What is expected: Repeat the listing in full, exactly as it stands.

[Extracted data entries]
────────────────────

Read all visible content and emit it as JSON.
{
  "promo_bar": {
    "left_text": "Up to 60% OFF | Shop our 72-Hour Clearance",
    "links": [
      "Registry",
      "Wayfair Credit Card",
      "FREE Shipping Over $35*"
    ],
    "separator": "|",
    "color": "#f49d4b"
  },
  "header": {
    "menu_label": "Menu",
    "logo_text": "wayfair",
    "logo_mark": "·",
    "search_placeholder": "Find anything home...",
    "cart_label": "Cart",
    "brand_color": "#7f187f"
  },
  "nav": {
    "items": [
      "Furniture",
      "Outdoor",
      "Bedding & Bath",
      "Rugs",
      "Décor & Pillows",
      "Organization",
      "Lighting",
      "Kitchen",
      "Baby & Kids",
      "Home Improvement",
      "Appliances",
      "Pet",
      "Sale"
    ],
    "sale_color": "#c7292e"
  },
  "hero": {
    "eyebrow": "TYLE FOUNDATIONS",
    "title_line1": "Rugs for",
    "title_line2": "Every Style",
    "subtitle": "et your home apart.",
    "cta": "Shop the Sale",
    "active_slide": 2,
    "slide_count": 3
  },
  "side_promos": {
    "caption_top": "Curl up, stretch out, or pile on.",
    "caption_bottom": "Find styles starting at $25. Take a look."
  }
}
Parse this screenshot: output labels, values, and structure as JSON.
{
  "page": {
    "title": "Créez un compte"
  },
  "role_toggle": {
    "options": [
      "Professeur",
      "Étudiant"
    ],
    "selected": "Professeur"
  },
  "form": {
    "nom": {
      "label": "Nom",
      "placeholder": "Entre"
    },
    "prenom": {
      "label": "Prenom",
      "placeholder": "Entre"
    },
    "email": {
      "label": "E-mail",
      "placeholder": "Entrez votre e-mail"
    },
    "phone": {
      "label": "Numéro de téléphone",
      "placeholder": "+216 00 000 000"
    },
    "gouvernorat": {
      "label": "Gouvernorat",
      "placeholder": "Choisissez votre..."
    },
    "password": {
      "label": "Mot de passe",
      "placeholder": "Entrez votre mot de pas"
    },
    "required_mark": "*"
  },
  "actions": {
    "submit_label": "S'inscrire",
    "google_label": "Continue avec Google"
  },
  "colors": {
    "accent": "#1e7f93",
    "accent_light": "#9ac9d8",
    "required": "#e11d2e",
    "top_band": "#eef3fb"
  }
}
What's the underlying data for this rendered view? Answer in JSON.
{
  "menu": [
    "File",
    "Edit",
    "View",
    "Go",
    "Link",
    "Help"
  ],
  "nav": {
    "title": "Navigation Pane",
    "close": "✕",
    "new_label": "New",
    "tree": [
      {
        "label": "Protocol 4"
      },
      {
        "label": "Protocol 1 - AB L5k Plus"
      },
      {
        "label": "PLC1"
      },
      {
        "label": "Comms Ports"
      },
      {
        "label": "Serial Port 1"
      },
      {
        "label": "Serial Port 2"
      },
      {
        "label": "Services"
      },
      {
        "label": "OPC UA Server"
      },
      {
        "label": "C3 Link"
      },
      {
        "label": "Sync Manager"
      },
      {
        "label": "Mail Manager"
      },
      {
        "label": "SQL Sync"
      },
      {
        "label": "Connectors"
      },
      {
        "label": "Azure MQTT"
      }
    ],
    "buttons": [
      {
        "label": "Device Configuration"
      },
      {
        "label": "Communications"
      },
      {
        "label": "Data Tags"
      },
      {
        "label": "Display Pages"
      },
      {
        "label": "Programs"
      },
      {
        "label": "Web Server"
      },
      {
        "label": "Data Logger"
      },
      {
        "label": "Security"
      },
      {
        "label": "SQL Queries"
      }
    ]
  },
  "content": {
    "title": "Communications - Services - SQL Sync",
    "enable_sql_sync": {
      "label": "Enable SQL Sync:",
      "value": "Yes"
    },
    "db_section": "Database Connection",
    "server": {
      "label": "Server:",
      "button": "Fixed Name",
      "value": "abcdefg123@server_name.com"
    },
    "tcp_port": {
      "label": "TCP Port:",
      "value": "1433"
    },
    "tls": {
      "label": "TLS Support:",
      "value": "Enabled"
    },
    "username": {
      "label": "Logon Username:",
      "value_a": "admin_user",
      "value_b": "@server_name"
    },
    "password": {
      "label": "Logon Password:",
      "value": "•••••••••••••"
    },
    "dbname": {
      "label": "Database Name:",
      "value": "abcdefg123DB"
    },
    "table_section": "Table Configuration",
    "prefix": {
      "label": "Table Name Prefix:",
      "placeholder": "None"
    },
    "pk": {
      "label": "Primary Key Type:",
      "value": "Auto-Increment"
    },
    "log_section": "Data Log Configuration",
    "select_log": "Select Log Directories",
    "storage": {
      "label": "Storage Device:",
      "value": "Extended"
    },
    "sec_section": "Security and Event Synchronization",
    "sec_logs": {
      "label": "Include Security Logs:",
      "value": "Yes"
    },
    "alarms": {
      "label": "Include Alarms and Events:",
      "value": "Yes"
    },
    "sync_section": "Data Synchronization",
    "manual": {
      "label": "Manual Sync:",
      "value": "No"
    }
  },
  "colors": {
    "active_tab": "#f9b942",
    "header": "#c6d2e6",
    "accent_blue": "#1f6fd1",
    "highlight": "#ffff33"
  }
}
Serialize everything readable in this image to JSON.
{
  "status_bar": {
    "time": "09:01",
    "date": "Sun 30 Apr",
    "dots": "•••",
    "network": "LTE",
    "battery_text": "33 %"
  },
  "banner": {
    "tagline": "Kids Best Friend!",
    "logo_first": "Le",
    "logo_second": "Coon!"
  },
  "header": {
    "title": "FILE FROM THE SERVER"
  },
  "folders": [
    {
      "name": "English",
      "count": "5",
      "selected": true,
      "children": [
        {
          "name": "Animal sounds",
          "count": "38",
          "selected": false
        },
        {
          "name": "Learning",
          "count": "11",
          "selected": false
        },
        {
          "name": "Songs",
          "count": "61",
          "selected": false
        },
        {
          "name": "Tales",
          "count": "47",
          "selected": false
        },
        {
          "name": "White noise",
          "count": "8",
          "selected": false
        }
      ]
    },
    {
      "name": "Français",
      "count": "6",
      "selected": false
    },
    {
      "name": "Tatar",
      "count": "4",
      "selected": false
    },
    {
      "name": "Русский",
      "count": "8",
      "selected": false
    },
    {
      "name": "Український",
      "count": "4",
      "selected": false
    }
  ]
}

────────────────────

Expected output:
Read all visible content and emit it as JSON.
{
  "promo_bar": {
    "left_text": "Up to 60% OFF | Shop our 72-Hour Clearance",
    "links": [
      "Registry",
      "Wayfair Credit Card",
      "FREE Shipping Over $35*"
    ],
    "separator": "|",
    "color": "#f49d4b"
  },
  "header": {
    "menu_label": "Menu",
    "logo_text": "wayfair",
    "logo_mark": "·",
    "search_placeholder": "Find anything home...",
    "cart_label": "Cart",
    "brand_color": "#7f187f"
  },
  "nav": {
    "items": [
      "Furniture",
      "Outdoor",
      "Bedding & Bath",
      "Rugs",
      "Décor & Pillows",
      "Organization",
      "Lighting",
      "Kitchen",
      "Baby & Kids",
      "Home Improvement",
      "Appliances",
      "Pet",
      "Sale"
    ],
    "sale_color": "#c7292e"
  },
  "hero": {
    "eyebrow": "TYLE FOUNDATIONS",
    "title_line1": "Rugs for",
    "title_line2": "Every Style",
    "subtitle": "et your home apart.",
    "cta": "Shop the Sale",
    "active_slide": 2,
    "slide_count": 3
  },
  "side_promos": {
    "caption_top": "Curl up, stretch out, or pile on.",
    "caption_bottom": "Find styles starting at $25. Take a look."
  }
}
Parse this screenshot: output labels, values, and structure as JSON.
{
  "page": {
    "title": "Créez un compte"
  },
  "role_toggle": {
    "options": [
      "Professeur",
      "Étudiant"
    ],
    "selected": "Professeur"
  },
  "form": {
    "nom": {
      "label": "Nom",
      "placeholder": "Entre"
    },
    "prenom": {
      "label": "Prenom",
      "placeholder": "Entre"
    },
    "email": {
      "label": "E-mail",
      "placeholder": "Entrez votre e-mail"
    },
    "phone": {
      "label": "Numéro de téléphone",
      "placeholder": "+216 00 000 000"
    },
    "gouvernorat": {
      "label": "Gouvernorat",
      "placeholder": "Choisissez votre..."
    },
    "password": {
      "label": "Mot de passe",
      "placeholder": "Entrez votre mot de pas"
    },
    "required_mark": "*"
  },
  "actions": {
    "submit_label": "S'inscrire",
    "google_label": "Continue avec Google"
  },
  "colors": {
    "accent": "#1e7f93",
    "accent_light": "#9ac9d8",
    "required": "#e11d2e",
    "top_band": "#eef3fb"
  }
}
What's the underlying data for this rendered view? Answer in JSON.
{
  "menu": [
    "File",
    "Edit",
    "View",
    "Go",
    "Link",
    "Help"
  ],
  "nav": {
    "title": "Navigation Pane",
    "close": "✕",
    "new_label": "New",
    "tree": [
      {
        "label": "Protocol 4"
      },
      {
        "label": "Protocol 1 - AB L5k Plus"
      },
      {
        "label": "PLC1"
      },
      {
        "label": "Comms Ports"
      },
      {
        "label": "Serial Port 1"
      },
      {
        "label": "Serial Port 2"
      },
      {
        "label": "Services"
      },
      {
        "label": "OPC UA Server"
      },
      {
        "label": "C3 Link"
      },
      {
        "label": "Sync Manager"
      },
      {
        "label": "Mail Manager"
      },
      {
        "label": "SQL Sync"
      },
      {
        "label": "Connectors"
      },
      {
        "label": "Azure MQTT"
      }
    ],
    "buttons": [
      {
        "label": "Device Configuration"
      },
      {
        "label": "Communications"
      },
      {
        "label": "Data Tags"
      },
      {
        "label": "Display Pages"
      },
      {
        "label": "Programs"
      },
      {
        "label": "Web Server"
      },
      {
        "label": "Data Logger"
      },
      {
        "label": "Security"
      },
      {
        "label": "SQL Queries"
      }
    ]
  },
  "content": {
    "title": "Communications - Services - SQL Sync",
    "enable_sql_sync": {
      "label": "Enable SQL Sync:",
      "value": "Yes"
    },
    "db_section": "Database Connection",
    "server": {
      "label": "Server:",
      "button": "Fixed Name",
      "value": "abcdefg123@server_name.com"
    },
    "tcp_port": {
      "label": "TCP Port:",
      "value": "1433"
    },
    "tls": {
      "label": "TLS Support:",
      "value": "Enabled"
    },
    "username": {
      "label": "Logon Username:",
      "value_a": "admin_user",
      "value_b": "@server_name"
    },
    "password": {
      "label": "Logon Password:",
      "value": "•••••••••••••"
    },
    "dbname": {
      "label": "Database Name:",
      "value": "abcdefg123DB"
    },
    "table_section": "Table Configuration",
    "prefix": {
      "label": "Table Name Prefix:",
      "placeholder": "None"
    },
    "pk": {
      "label": "Primary Key Type:",
      "value": "Auto-Increment"
    },
    "log_section": "Data Log Configuration",
    "select_log": "Select Log Directories",
    "storage": {
      "label": "Storage Device:",
      "value": "Extended"
    },
    "sec_section": "Security and Event Synchronization",
    "sec_logs": {
      "label": "Include Security Logs:",
      "value": "Yes"
    },
    "alarms": {
      "label": "Include Alarms and Events:",
      "value": "Yes"
    },
    "sync_section": "Data Synchronization",
    "manual": {
      "label": "Manual Sync:",
      "value": "No"
    }
  },
  "colors": {
    "active_tab": "#f9b942",
    "header": "#c6d2e6",
    "accent_blue": "#1f6fd1",
    "highlight": "#ffff33"
  }
}
Serialize everything readable in this image to JSON.
{
  "status_bar": {
    "time": "09:01",
    "date": "Sun 30 Apr",
    "dots": "•••",
    "network": "LTE",
    "battery_text": "33 %"
  },
  "banner": {
    "tagline": "Kids Best Friend!",
    "logo_first": "Le",
    "logo_second": "Coon!"
  },
  "header": {
    "title": "FILE FROM THE SERVER"
  },
  "folders": [
    {
      "name": "English",
      "count": "5",
      "selected": true,
      "children": [
        {
          "name": "Animal sounds",
          "count": "38",
          "selected": false
        },
        {
          "name": "Learning",
          "count": "11",
          "selected": false
        },
        {
          "name": "Songs",
          "count": "61",
          "selected": false
        },
        {
          "name": "Tales",
          "count": "47",
          "selected": false
        },
        {
          "name": "White noise",
          "count": "8",
          "selected": false
        }
      ]
    },
    {
      "name": "Français",
      "count": "6",
      "selected": false
    },
    {
      "name": "Tatar",
      "count": "4",
      "selected": false
    },
    {
      "name": "Русский",
      "count": "8",
      "selected": false
    },
    {
      "name": "Український",
      "count": "4",
      "selected": false
    }
  ]
}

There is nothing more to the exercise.